Task requirements
Make an exact copy of the entries, and keep any pictures out of it.

Extracted entries

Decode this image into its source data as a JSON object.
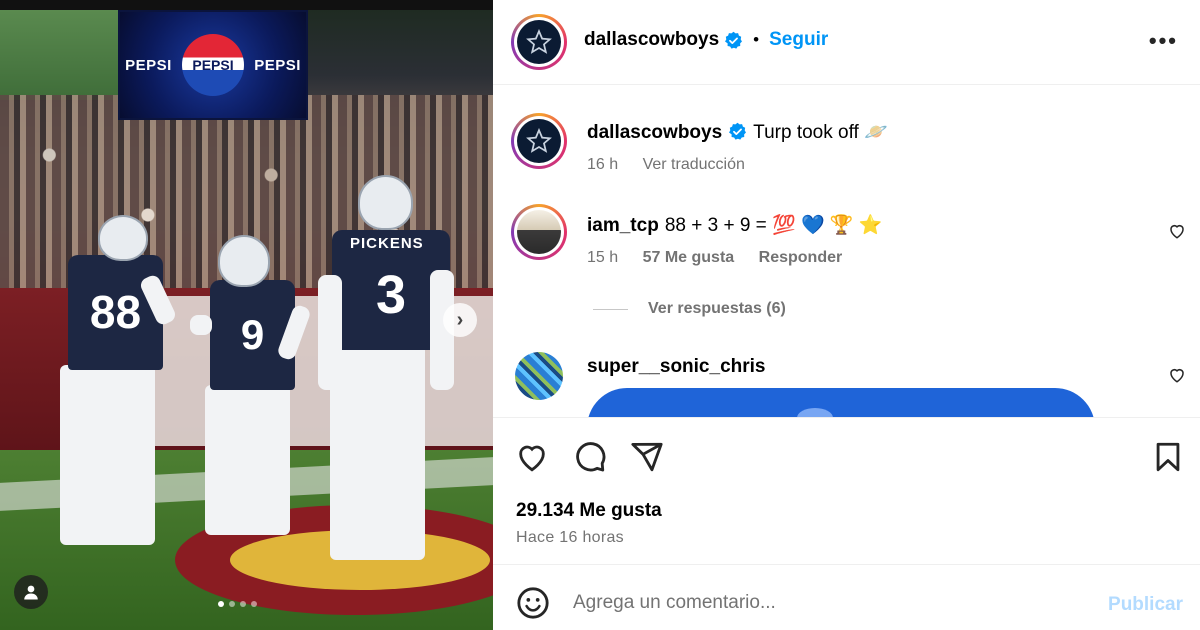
{
  "photo": {
    "billboard": {
      "left_text": "PEPSI",
      "center_text": "PEPSI",
      "right_text": "PEPSI"
    },
    "players": [
      {
        "number": "88"
      },
      {
        "number": "9"
      },
      {
        "name": "PICKENS",
        "number": "3"
      }
    ],
    "carousel": {
      "total": 4,
      "active": 1
    }
  },
  "header": {
    "username": "dallascowboys",
    "separator": "•",
    "follow_label": "Seguir",
    "more_label": "•••"
  },
  "caption": {
    "username": "dallascowboys",
    "text": "Turp took off 🪐",
    "time": "16 h",
    "translate_label": "Ver traducción"
  },
  "comments": [
    {
      "username": "iam_tcp",
      "text": "88 + 3 + 9 = 💯 💙 🏆 ⭐",
      "time": "15 h",
      "likes": "57 Me gusta",
      "reply_label": "Responder",
      "view_replies_label": "Ver respuestas (6)"
    },
    {
      "username": "super__sonic_chris"
    }
  ],
  "actions": {
    "likes_count": "29.134 Me gusta",
    "time_ago": "Hace 16 horas"
  },
  "composer": {
    "placeholder": "Agrega un comentario...",
    "publish_label": "Publicar"
  },
  "colors": {
    "accent": "#0095f6",
    "publish_disabled": "#b3dbff",
    "muted": "#737373",
    "verified": "#0095f6"
  }
}
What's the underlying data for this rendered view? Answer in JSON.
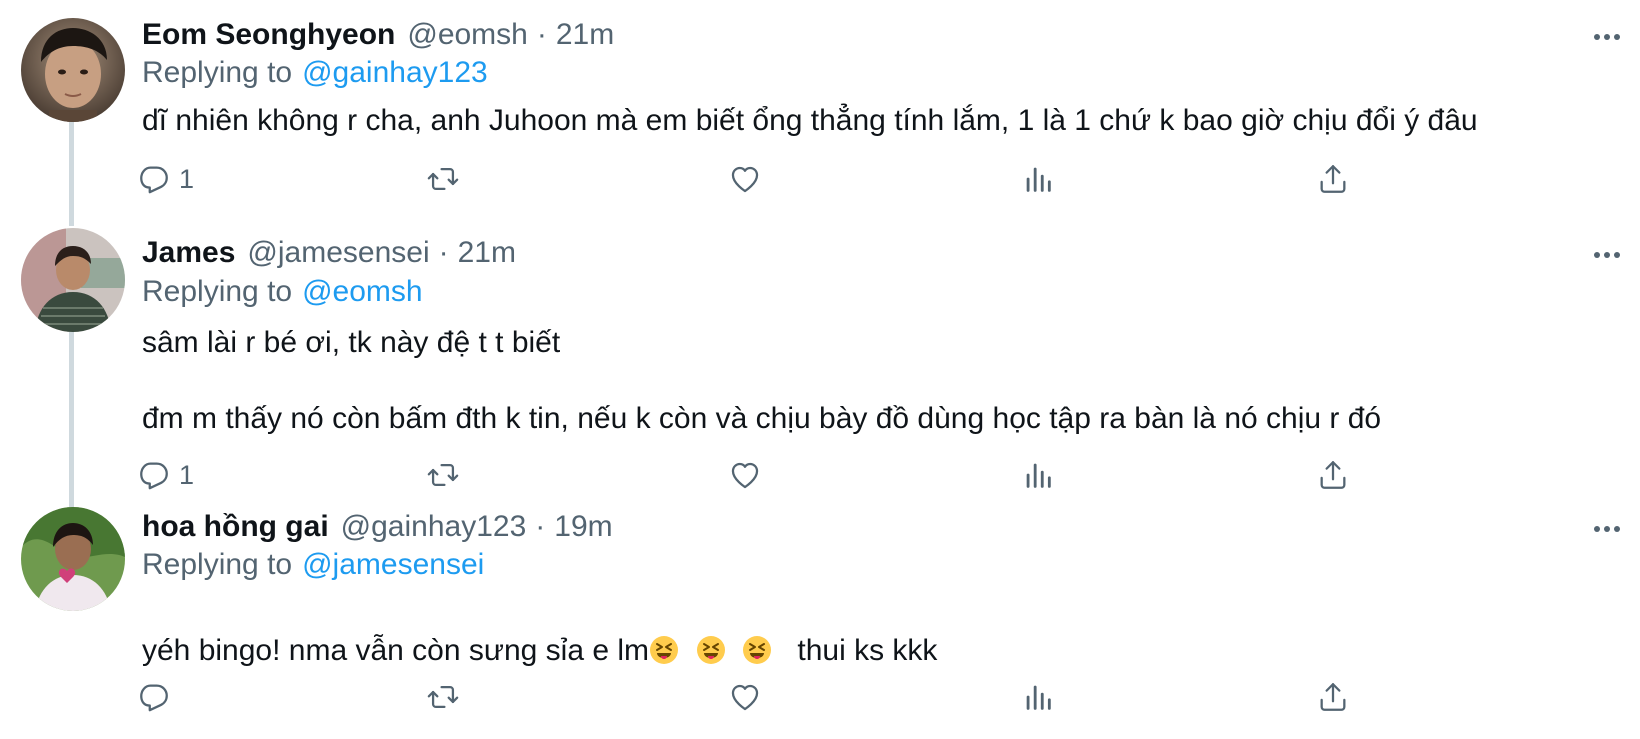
{
  "tweets": [
    {
      "name": "Eom Seonghyeon",
      "handle": "@eomsh",
      "time": "21m",
      "replying_prefix": "Replying to",
      "replying_to": "@gainhay123",
      "text_lines": [
        "dĩ nhiên không r cha, anh Juhoon mà em biết ổng thẳng tính lắm, 1 là 1 chứ k bao giờ chịu đổi ý đâu"
      ],
      "reply_count": "1",
      "icons": [
        "reply-icon",
        "retweet-icon",
        "like-icon",
        "analytics-icon",
        "share-icon",
        "more-icon"
      ]
    },
    {
      "name": "James",
      "handle": "@jamesensei",
      "time": "21m",
      "replying_prefix": "Replying to",
      "replying_to": "@eomsh",
      "text_lines": [
        "sâm lài r bé ơi, tk này đệ t t biết",
        "đm m thấy nó còn bấm đth k tin, nếu k còn và chịu bày đồ dùng học tập ra bàn là nó chịu r đó"
      ],
      "reply_count": "1",
      "icons": [
        "reply-icon",
        "retweet-icon",
        "like-icon",
        "analytics-icon",
        "share-icon",
        "more-icon"
      ]
    },
    {
      "name": "hoa hồng gai",
      "handle": "@gainhay123",
      "time": "19m",
      "replying_prefix": "Replying to",
      "replying_to": "@jamesensei",
      "text_before_emoji": "yéh bingo! nma vẫn còn sưng sỉa e lm",
      "text_after_emoji": "thui ks kkk",
      "emoji": [
        "squinting-face-with-tongue",
        "squinting-face-with-tongue",
        "squinting-face-with-tongue"
      ],
      "reply_count": "",
      "icons": [
        "reply-icon",
        "retweet-icon",
        "like-icon",
        "analytics-icon",
        "share-icon",
        "more-icon"
      ]
    }
  ],
  "colors": {
    "text": "#0f1419",
    "secondary": "#536471",
    "link": "#1d9bf0",
    "thread_line": "#cfd9de"
  }
}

Result below
Decode this image into its source data as a JSON object.
{
  "photo": {
    "billboard": {
      "left_text": "PEPSI",
      "center_text": "PEPSI",
      "right_text": "PEPSI"
    },
    "players": [
      {
        "number": "88"
      },
      {
        "number": "9"
      },
      {
        "name": "PICKENS",
        "number": "3"
      }
    ],
    "carousel": {
      "total": 4,
      "active": 1
    }
  },
  "header": {
    "username": "dallascowboys",
    "separator": "•",
    "follow_label": "Seguir",
    "more_label": "•••"
  },
  "caption": {
    "username": "dallascowboys",
    "text": "Turp took off 🪐",
    "time": "16 h",
    "translate_label": "Ver traducción"
  },
  "comments": [
    {
      "username": "iam_tcp",
      "text": "88 + 3 + 9 = 💯 💙 🏆 ⭐",
      "time": "15 h",
      "likes": "57 Me gusta",
      "reply_label": "Responder",
      "view_replies_label": "Ver respuestas (6)"
    },
    {
      "username": "super__sonic_chris"
    }
  ],
  "actions": {
    "likes_count": "29.134 Me gusta",
    "time_ago": "Hace 16 horas"
  },
  "composer": {
    "placeholder": "Agrega un comentario...",
    "publish_label": "Publicar"
  },
  "colors": {
    "accent": "#0095f6",
    "publish_disabled": "#b3dbff",
    "muted": "#737373",
    "verified": "#0095f6"
  }
}
What's the underlying data for this rendered view? Answer in JSON.
{
  "tweets": [
    {
      "name": "Eom Seonghyeon",
      "handle": "@eomsh",
      "time": "21m",
      "replying_prefix": "Replying to",
      "replying_to": "@gainhay123",
      "text_lines": [
        "dĩ nhiên không r cha, anh Juhoon mà em biết ổng thẳng tính lắm, 1 là 1 chứ k bao giờ chịu đổi ý đâu"
      ],
      "reply_count": "1",
      "icons": [
        "reply-icon",
        "retweet-icon",
        "like-icon",
        "analytics-icon",
        "share-icon",
        "more-icon"
      ]
    },
    {
      "name": "James",
      "handle": "@jamesensei",
      "time": "21m",
      "replying_prefix": "Replying to",
      "replying_to": "@eomsh",
      "text_lines": [
        "sâm lài r bé ơi, tk này đệ t t biết",
        "đm m thấy nó còn bấm đth k tin, nếu k còn và chịu bày đồ dùng học tập ra bàn là nó chịu r đó"
      ],
      "reply_count": "1",
      "icons": [
        "reply-icon",
        "retweet-icon",
        "like-icon",
        "analytics-icon",
        "share-icon",
        "more-icon"
      ]
    },
    {
      "name": "hoa hồng gai",
      "handle": "@gainhay123",
      "time": "19m",
      "replying_prefix": "Replying to",
      "replying_to": "@jamesensei",
      "text_before_emoji": "yéh bingo! nma vẫn còn sưng sỉa e lm",
      "text_after_emoji": "thui ks kkk",
      "emoji": [
        "squinting-face-with-tongue",
        "squinting-face-with-tongue",
        "squinting-face-with-tongue"
      ],
      "reply_count": "",
      "icons": [
        "reply-icon",
        "retweet-icon",
        "like-icon",
        "analytics-icon",
        "share-icon",
        "more-icon"
      ]
    }
  ],
  "colors": {
    "text": "#0f1419",
    "secondary": "#536471",
    "link": "#1d9bf0",
    "thread_line": "#cfd9de"
  }
}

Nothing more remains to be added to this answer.